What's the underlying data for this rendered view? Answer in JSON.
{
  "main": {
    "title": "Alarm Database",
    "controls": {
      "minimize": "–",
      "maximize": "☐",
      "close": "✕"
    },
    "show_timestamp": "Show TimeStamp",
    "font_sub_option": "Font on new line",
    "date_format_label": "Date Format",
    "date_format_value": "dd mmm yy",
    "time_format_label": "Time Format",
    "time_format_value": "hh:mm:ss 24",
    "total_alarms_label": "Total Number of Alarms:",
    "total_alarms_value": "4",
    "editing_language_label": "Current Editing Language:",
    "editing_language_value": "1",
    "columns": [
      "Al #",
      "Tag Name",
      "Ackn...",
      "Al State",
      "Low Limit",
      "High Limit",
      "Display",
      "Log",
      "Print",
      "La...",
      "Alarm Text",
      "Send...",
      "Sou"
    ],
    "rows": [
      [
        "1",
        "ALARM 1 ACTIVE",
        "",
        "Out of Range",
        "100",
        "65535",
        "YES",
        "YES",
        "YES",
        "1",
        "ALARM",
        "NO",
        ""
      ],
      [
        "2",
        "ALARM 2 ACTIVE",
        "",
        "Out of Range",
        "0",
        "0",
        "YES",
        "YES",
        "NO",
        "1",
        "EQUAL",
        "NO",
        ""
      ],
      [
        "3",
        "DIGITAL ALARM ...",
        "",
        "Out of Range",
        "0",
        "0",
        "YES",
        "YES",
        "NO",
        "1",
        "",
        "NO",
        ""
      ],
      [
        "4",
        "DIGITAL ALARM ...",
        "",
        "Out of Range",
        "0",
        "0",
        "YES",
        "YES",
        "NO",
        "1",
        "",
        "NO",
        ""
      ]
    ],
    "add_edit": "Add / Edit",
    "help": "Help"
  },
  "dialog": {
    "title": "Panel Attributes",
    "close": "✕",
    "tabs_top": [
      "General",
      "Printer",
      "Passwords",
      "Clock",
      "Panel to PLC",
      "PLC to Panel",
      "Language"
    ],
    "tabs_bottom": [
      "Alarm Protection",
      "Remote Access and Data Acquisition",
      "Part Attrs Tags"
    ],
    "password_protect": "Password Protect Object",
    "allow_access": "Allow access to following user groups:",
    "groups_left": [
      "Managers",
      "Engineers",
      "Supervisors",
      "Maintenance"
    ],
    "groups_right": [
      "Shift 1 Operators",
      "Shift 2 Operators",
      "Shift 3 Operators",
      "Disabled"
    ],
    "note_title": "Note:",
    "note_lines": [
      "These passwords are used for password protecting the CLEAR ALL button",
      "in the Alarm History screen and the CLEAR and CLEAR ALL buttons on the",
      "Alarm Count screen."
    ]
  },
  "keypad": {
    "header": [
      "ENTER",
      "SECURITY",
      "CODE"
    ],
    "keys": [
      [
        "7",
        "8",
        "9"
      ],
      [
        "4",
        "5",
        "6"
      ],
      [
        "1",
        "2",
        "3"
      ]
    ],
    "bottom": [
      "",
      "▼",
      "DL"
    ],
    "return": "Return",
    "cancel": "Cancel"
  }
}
════════════════
Task to complete: Extract all of the data shown above without alteration.

Full output:
What's the underlying data for this rendered view? Answer in JSON.
{
  "main": {
    "title": "Alarm Database",
    "controls": {
      "minimize": "–",
      "maximize": "☐",
      "close": "✕"
    },
    "show_timestamp": "Show TimeStamp",
    "font_sub_option": "Font on new line",
    "date_format_label": "Date Format",
    "date_format_value": "dd mmm yy",
    "time_format_label": "Time Format",
    "time_format_value": "hh:mm:ss 24",
    "total_alarms_label": "Total Number of Alarms:",
    "total_alarms_value": "4",
    "editing_language_label": "Current Editing Language:",
    "editing_language_value": "1",
    "columns": [
      "Al #",
      "Tag Name",
      "Ackn...",
      "Al State",
      "Low Limit",
      "High Limit",
      "Display",
      "Log",
      "Print",
      "La...",
      "Alarm Text",
      "Send...",
      "Sou"
    ],
    "rows": [
      [
        "1",
        "ALARM 1 ACTIVE",
        "",
        "Out of Range",
        "100",
        "65535",
        "YES",
        "YES",
        "YES",
        "1",
        "ALARM",
        "NO",
        ""
      ],
      [
        "2",
        "ALARM 2 ACTIVE",
        "",
        "Out of Range",
        "0",
        "0",
        "YES",
        "YES",
        "NO",
        "1",
        "EQUAL",
        "NO",
        ""
      ],
      [
        "3",
        "DIGITAL ALARM ...",
        "",
        "Out of Range",
        "0",
        "0",
        "YES",
        "YES",
        "NO",
        "1",
        "",
        "NO",
        ""
      ],
      [
        "4",
        "DIGITAL ALARM ...",
        "",
        "Out of Range",
        "0",
        "0",
        "YES",
        "YES",
        "NO",
        "1",
        "",
        "NO",
        ""
      ]
    ],
    "add_edit": "Add / Edit",
    "help": "Help"
  },
  "dialog": {
    "title": "Panel Attributes",
    "close": "✕",
    "tabs_top": [
      "General",
      "Printer",
      "Passwords",
      "Clock",
      "Panel to PLC",
      "PLC to Panel",
      "Language"
    ],
    "tabs_bottom": [
      "Alarm Protection",
      "Remote Access and Data Acquisition",
      "Part Attrs Tags"
    ],
    "password_protect": "Password Protect Object",
    "allow_access": "Allow access to following user groups:",
    "groups_left": [
      "Managers",
      "Engineers",
      "Supervisors",
      "Maintenance"
    ],
    "groups_right": [
      "Shift 1 Operators",
      "Shift 2 Operators",
      "Shift 3 Operators",
      "Disabled"
    ],
    "note_title": "Note:",
    "note_lines": [
      "These passwords are used for password protecting the CLEAR ALL button",
      "in the Alarm History screen and the CLEAR and CLEAR ALL buttons on the",
      "Alarm Count screen."
    ]
  },
  "keypad": {
    "header": [
      "ENTER",
      "SECURITY",
      "CODE"
    ],
    "keys": [
      [
        "7",
        "8",
        "9"
      ],
      [
        "4",
        "5",
        "6"
      ],
      [
        "1",
        "2",
        "3"
      ]
    ],
    "bottom": [
      "",
      "▼",
      "DL"
    ],
    "return": "Return",
    "cancel": "Cancel"
  }
}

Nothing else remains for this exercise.